*REQUEST:* Skip every picture and transcribe the remaining material exactly.

Dataset records
★ ★ ★ ★ ★ ★ ★

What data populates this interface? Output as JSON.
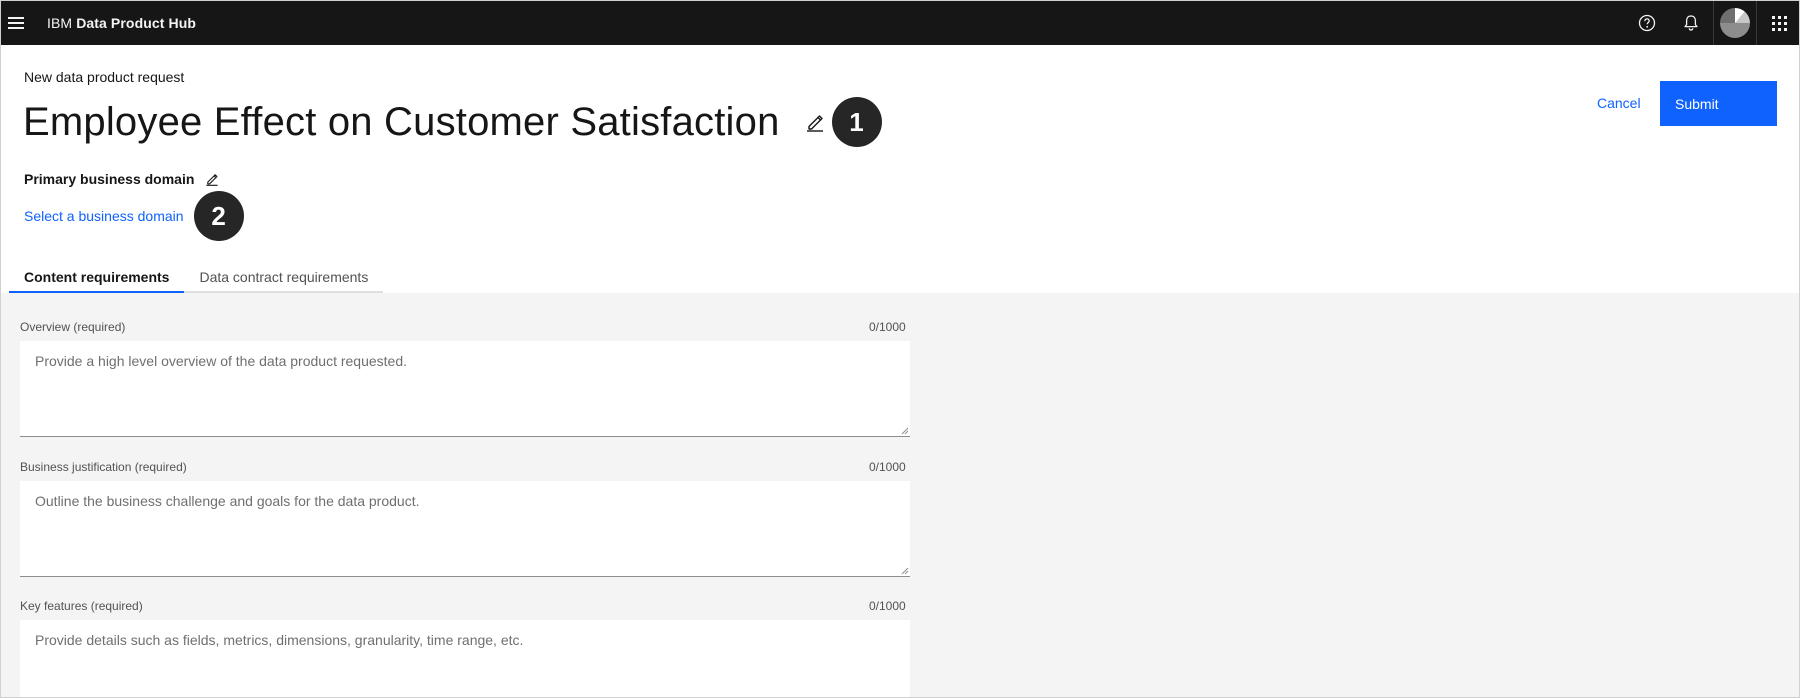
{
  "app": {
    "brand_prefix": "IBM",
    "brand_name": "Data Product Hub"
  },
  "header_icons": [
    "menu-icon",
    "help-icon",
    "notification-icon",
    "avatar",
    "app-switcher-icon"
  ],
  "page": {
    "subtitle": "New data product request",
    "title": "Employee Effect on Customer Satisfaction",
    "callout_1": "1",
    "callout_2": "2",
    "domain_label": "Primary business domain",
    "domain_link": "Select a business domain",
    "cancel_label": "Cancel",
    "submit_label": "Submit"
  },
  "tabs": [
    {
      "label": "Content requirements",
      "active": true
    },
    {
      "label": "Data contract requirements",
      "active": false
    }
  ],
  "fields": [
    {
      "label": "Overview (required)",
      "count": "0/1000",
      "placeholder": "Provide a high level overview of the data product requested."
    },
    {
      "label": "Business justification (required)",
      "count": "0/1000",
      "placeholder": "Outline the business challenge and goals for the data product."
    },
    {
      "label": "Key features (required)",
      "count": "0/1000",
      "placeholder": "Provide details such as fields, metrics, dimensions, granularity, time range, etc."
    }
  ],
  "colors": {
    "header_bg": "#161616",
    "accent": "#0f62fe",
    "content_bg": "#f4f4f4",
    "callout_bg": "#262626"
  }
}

★ ★ ★ ★ ★ ★ ★

*SOLUTION:*
What data populates this interface? Output as JSON.
{
  "app": {
    "brand_prefix": "IBM",
    "brand_name": "Data Product Hub"
  },
  "header_icons": [
    "menu-icon",
    "help-icon",
    "notification-icon",
    "avatar",
    "app-switcher-icon"
  ],
  "page": {
    "subtitle": "New data product request",
    "title": "Employee Effect on Customer Satisfaction",
    "callout_1": "1",
    "callout_2": "2",
    "domain_label": "Primary business domain",
    "domain_link": "Select a business domain",
    "cancel_label": "Cancel",
    "submit_label": "Submit"
  },
  "tabs": [
    {
      "label": "Content requirements",
      "active": true
    },
    {
      "label": "Data contract requirements",
      "active": false
    }
  ],
  "fields": [
    {
      "label": "Overview (required)",
      "count": "0/1000",
      "placeholder": "Provide a high level overview of the data product requested."
    },
    {
      "label": "Business justification (required)",
      "count": "0/1000",
      "placeholder": "Outline the business challenge and goals for the data product."
    },
    {
      "label": "Key features (required)",
      "count": "0/1000",
      "placeholder": "Provide details such as fields, metrics, dimensions, granularity, time range, etc."
    }
  ],
  "colors": {
    "header_bg": "#161616",
    "accent": "#0f62fe",
    "content_bg": "#f4f4f4",
    "callout_bg": "#262626"
  }
}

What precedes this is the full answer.